* Exercise directions
Rewrite the data below, changing every "bounding box" to "enclosing rectangle" and keeping everything else the same. Omit the pictures from your answer.

* Extracted information

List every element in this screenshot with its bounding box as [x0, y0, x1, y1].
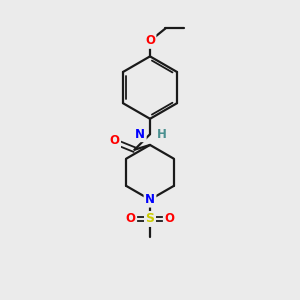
Text: N: N	[135, 128, 145, 141]
Text: O: O	[164, 212, 174, 226]
Text: H: H	[157, 128, 166, 141]
Text: S: S	[146, 212, 154, 226]
Text: O: O	[126, 212, 136, 226]
Text: N: N	[145, 193, 155, 206]
Text: O: O	[145, 34, 155, 47]
Text: O: O	[110, 134, 120, 147]
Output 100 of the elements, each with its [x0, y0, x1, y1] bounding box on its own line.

* Task output
List every element in this screenshot with its enclosing rectangle as [x0, y0, x1, y1].
Text: N: N	[135, 128, 145, 141]
Text: O: O	[164, 212, 174, 226]
Text: H: H	[157, 128, 166, 141]
Text: S: S	[146, 212, 154, 226]
Text: O: O	[126, 212, 136, 226]
Text: N: N	[145, 193, 155, 206]
Text: O: O	[145, 34, 155, 47]
Text: O: O	[110, 134, 120, 147]
Output 100 of the elements, each with its [x0, y0, x1, y1] enclosing rectangle on its own line.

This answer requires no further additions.